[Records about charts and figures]
* * * * * * * * *

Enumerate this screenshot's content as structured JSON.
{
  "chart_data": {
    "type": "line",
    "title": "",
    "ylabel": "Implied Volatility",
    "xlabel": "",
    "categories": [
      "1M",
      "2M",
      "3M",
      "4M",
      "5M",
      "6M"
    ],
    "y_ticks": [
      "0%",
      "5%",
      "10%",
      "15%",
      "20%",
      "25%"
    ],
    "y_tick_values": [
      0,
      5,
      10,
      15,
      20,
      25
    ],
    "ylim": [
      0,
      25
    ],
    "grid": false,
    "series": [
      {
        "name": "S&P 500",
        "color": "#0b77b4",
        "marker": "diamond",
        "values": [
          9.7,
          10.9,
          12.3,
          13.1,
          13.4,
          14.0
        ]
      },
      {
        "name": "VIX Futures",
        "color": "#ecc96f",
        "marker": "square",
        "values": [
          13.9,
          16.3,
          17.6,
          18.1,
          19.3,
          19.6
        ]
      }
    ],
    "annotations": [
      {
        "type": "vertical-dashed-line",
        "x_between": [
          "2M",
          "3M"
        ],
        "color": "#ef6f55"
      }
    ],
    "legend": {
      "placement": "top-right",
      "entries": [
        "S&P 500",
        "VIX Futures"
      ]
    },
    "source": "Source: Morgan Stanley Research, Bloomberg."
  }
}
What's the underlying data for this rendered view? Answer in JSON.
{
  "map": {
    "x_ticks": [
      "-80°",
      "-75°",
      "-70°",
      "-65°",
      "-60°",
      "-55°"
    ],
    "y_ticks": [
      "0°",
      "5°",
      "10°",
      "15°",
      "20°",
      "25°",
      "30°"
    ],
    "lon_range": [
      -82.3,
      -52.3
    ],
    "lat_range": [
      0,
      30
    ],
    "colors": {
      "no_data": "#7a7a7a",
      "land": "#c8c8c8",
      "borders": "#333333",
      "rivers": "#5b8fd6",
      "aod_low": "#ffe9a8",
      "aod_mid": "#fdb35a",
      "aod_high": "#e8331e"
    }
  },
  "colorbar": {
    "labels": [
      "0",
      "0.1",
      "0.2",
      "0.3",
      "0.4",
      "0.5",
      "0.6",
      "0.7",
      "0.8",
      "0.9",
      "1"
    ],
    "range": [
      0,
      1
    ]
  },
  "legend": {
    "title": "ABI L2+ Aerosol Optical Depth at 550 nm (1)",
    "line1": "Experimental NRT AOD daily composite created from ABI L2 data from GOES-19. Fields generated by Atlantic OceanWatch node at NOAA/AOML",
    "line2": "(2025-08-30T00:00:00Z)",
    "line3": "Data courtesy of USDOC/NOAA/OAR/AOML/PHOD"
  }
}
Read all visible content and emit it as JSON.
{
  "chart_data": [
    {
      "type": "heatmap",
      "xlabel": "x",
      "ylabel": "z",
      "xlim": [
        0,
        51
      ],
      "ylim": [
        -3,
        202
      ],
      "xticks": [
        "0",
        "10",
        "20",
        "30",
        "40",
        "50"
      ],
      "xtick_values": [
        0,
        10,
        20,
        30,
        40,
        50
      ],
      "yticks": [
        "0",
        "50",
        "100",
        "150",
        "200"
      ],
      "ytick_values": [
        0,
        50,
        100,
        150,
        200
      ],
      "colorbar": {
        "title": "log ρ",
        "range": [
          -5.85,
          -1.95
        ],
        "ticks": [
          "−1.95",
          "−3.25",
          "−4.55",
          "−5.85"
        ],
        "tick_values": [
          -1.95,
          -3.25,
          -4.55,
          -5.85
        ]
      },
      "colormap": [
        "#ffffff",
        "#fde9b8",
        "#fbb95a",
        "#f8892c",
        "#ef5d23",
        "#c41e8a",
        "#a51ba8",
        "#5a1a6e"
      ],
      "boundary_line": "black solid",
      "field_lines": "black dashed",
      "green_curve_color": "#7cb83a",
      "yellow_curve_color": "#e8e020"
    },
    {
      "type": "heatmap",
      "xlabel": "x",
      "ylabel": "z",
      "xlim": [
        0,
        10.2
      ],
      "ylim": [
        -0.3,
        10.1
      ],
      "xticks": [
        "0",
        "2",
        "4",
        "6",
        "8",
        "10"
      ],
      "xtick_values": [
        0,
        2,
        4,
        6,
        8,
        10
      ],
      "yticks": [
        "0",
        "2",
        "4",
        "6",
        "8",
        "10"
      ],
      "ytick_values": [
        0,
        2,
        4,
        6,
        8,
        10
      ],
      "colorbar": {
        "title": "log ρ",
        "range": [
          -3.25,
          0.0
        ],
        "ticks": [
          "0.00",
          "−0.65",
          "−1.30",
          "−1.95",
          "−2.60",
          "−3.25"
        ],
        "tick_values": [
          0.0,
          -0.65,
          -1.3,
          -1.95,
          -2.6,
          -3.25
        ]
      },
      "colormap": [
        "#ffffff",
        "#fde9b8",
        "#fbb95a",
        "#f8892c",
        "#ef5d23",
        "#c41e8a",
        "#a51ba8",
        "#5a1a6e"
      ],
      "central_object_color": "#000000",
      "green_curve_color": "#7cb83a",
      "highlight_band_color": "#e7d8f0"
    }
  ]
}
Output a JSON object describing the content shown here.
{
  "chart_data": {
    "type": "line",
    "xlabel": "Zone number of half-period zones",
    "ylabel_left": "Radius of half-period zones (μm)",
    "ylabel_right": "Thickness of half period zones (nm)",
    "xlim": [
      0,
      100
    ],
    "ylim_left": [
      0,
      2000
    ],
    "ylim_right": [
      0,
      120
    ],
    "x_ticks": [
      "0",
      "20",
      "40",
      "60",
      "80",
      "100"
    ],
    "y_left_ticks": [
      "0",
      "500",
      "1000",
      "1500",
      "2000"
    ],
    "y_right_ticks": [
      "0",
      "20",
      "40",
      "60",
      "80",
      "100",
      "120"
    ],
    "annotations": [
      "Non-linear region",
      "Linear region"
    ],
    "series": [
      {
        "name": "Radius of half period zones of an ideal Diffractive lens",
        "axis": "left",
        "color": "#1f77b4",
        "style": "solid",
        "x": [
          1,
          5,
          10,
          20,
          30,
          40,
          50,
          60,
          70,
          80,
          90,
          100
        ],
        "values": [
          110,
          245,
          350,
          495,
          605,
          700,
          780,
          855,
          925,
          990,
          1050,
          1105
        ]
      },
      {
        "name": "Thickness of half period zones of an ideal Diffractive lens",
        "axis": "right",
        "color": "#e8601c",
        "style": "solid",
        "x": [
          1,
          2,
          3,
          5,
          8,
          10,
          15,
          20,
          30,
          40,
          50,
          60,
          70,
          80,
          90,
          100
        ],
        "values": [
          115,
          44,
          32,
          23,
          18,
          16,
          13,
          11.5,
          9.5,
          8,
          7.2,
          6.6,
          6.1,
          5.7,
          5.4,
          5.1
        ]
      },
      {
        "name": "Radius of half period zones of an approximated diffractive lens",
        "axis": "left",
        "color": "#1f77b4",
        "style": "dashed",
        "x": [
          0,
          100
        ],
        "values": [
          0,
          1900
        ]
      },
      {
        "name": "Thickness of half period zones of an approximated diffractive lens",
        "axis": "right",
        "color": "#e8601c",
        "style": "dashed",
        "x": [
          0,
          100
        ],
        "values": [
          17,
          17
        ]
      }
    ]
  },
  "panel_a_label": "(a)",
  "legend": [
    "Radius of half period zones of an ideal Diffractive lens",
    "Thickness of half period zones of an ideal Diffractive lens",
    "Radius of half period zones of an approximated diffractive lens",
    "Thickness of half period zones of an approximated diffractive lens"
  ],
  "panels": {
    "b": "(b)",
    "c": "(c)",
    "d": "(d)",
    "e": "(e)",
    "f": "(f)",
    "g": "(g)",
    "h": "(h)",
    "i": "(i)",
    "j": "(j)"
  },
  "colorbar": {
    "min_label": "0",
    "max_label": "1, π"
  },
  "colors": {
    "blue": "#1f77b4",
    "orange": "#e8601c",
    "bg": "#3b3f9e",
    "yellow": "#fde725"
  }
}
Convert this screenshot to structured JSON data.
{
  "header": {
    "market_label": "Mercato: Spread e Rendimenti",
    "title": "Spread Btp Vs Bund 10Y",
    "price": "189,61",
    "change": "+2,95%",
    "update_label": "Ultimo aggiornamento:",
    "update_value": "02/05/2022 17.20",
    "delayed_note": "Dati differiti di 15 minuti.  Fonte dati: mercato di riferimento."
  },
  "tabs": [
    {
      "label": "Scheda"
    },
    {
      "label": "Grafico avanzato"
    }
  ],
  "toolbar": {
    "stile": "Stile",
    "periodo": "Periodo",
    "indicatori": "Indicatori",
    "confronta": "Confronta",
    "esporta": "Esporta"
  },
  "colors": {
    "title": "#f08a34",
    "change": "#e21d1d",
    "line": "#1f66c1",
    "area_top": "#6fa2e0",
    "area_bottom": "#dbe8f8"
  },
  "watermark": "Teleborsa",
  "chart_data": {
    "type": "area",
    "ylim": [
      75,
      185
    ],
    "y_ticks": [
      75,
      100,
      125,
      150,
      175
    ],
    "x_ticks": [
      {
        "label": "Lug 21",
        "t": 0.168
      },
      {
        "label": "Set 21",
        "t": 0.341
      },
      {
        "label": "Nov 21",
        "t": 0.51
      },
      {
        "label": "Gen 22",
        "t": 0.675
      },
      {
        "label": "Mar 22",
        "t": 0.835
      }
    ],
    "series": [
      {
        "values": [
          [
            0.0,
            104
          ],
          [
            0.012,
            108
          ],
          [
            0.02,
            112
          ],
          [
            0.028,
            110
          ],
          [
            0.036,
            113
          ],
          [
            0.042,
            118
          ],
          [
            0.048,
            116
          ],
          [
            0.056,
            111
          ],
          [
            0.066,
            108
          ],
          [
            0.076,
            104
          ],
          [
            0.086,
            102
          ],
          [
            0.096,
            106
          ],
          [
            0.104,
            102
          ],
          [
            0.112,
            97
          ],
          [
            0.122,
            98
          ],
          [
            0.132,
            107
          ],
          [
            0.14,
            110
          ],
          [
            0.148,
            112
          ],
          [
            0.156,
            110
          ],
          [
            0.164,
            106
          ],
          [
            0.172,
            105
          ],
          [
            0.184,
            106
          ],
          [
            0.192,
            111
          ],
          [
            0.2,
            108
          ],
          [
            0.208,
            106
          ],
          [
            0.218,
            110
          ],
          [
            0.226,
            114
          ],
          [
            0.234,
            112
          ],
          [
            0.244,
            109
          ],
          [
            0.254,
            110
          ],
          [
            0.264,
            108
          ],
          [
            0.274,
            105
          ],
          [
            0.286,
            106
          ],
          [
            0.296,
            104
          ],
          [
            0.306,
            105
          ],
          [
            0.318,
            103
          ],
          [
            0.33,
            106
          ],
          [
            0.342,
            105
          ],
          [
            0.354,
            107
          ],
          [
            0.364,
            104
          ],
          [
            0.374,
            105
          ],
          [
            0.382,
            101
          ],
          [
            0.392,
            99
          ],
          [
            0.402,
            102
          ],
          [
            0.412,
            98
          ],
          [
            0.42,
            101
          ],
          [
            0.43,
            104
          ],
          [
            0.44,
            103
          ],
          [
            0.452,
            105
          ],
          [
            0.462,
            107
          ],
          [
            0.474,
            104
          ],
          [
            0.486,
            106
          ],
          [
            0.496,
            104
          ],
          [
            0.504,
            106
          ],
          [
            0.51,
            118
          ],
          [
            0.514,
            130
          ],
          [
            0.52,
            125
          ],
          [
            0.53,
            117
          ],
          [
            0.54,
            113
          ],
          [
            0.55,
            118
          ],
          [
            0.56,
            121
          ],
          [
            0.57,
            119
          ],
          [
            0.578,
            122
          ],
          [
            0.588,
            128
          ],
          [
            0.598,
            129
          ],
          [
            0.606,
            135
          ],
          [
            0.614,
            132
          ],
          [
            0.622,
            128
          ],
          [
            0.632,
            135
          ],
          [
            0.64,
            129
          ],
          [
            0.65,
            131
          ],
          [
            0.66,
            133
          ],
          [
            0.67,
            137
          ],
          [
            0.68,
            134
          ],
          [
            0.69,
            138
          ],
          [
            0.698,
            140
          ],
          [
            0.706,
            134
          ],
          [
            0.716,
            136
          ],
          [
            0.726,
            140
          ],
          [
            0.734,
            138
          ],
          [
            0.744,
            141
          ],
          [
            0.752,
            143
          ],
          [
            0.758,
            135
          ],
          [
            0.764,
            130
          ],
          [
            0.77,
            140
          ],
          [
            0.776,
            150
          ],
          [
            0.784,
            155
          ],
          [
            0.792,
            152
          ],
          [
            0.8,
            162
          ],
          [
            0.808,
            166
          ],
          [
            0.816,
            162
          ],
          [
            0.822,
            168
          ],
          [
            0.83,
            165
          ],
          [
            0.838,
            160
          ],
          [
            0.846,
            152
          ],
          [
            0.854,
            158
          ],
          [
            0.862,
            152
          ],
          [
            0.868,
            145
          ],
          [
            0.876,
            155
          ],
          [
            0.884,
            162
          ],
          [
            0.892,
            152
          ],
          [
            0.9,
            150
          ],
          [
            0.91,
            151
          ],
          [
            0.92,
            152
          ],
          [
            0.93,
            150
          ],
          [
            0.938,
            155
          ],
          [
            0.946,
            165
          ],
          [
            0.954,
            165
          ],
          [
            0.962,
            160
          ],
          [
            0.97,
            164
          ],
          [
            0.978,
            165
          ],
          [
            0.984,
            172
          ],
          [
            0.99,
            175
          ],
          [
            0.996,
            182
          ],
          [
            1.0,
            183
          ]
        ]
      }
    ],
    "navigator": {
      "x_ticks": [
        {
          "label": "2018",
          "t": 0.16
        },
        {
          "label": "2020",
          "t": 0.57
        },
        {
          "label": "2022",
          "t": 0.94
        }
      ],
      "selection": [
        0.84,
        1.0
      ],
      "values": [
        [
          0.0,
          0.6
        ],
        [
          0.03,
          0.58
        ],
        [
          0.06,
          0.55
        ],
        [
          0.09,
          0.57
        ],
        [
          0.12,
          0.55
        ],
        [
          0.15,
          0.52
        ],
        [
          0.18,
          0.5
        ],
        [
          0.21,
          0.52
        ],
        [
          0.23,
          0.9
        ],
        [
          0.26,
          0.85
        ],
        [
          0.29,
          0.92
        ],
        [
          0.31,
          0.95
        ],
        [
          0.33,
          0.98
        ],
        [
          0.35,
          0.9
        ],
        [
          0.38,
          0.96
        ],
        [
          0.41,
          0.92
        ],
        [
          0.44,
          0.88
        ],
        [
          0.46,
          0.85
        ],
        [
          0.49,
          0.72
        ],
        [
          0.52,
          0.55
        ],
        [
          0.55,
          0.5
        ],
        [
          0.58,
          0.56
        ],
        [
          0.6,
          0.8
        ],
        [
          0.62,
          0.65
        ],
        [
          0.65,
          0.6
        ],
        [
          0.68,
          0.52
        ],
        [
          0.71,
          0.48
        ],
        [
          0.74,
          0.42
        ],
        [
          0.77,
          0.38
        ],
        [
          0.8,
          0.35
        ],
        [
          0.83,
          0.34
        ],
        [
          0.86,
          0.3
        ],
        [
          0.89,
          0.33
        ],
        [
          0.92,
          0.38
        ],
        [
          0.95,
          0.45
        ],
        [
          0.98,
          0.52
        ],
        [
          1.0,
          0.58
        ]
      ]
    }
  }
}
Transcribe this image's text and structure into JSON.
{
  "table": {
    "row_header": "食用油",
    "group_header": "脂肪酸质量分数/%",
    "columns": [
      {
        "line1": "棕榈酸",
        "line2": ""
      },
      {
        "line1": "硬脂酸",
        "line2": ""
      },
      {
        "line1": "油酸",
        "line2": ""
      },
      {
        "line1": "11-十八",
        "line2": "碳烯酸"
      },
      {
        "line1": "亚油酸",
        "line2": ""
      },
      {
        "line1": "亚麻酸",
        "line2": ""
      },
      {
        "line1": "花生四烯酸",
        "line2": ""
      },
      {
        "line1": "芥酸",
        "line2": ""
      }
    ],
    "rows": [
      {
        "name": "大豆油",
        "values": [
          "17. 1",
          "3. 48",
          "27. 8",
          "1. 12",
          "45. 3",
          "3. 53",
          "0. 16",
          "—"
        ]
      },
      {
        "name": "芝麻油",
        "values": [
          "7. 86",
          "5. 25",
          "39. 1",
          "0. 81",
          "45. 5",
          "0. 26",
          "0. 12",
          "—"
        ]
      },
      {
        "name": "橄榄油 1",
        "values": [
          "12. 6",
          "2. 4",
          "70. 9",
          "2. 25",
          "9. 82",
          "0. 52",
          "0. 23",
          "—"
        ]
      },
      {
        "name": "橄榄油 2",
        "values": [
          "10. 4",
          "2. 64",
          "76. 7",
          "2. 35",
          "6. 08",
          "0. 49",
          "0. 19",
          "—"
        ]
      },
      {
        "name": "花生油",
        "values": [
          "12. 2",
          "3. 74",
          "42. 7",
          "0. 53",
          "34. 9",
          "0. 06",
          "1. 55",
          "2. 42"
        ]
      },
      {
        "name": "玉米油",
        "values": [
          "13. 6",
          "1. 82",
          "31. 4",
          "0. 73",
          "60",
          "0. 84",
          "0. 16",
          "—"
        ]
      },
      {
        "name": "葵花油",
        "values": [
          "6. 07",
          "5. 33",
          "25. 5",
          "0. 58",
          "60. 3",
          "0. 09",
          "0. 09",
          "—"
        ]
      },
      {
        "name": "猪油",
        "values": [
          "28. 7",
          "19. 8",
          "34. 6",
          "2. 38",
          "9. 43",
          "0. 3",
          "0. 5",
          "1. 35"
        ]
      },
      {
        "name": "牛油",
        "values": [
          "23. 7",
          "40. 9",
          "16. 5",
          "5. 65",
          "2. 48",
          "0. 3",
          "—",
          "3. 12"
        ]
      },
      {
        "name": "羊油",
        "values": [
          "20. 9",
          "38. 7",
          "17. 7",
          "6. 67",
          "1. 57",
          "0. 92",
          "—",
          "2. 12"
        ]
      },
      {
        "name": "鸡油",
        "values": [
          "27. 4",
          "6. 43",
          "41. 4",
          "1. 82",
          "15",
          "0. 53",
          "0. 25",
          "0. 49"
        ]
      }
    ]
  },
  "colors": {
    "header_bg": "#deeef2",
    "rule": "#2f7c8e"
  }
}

* * * * * * * * *

### Exercise prompt:
Going through the entries above, report how many lines include the string "NOAA". The number alone is the answer.

### Correct response:
2